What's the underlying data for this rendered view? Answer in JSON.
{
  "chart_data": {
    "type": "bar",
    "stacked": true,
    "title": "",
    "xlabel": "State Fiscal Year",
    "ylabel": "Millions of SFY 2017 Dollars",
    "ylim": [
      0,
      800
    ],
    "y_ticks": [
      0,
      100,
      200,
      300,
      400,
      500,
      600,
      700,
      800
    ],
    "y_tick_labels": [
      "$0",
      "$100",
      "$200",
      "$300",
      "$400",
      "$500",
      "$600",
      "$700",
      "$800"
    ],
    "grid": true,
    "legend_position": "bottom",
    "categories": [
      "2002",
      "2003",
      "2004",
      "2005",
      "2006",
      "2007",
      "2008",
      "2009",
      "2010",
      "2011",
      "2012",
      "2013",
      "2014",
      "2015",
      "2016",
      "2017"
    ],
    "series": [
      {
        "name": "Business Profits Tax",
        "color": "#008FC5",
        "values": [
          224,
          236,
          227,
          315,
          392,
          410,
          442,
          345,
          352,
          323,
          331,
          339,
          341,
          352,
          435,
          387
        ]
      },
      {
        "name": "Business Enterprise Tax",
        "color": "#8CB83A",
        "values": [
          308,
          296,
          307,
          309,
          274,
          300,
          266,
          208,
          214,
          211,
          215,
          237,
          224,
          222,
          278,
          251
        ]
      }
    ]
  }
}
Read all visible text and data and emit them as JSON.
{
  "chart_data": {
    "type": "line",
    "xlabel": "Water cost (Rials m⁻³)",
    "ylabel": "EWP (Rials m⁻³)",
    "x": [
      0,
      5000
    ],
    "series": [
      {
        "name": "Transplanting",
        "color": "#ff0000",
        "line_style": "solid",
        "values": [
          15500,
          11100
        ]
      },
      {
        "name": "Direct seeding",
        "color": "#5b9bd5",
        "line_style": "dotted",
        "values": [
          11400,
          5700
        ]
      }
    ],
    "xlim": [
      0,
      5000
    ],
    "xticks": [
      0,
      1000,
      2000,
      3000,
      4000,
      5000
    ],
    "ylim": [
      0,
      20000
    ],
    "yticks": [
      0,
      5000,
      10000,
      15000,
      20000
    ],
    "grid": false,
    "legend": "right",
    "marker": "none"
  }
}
* * * * * * * * *
**Goal of the exercise:**
Only lines that contain the word "color" are wanted; copy each of them.

**Solution to the problem:**
        "color": "#008FC5",
        "color": "#8CB83A",
        "color": "#ff0000",
        "color": "#5b9bd5",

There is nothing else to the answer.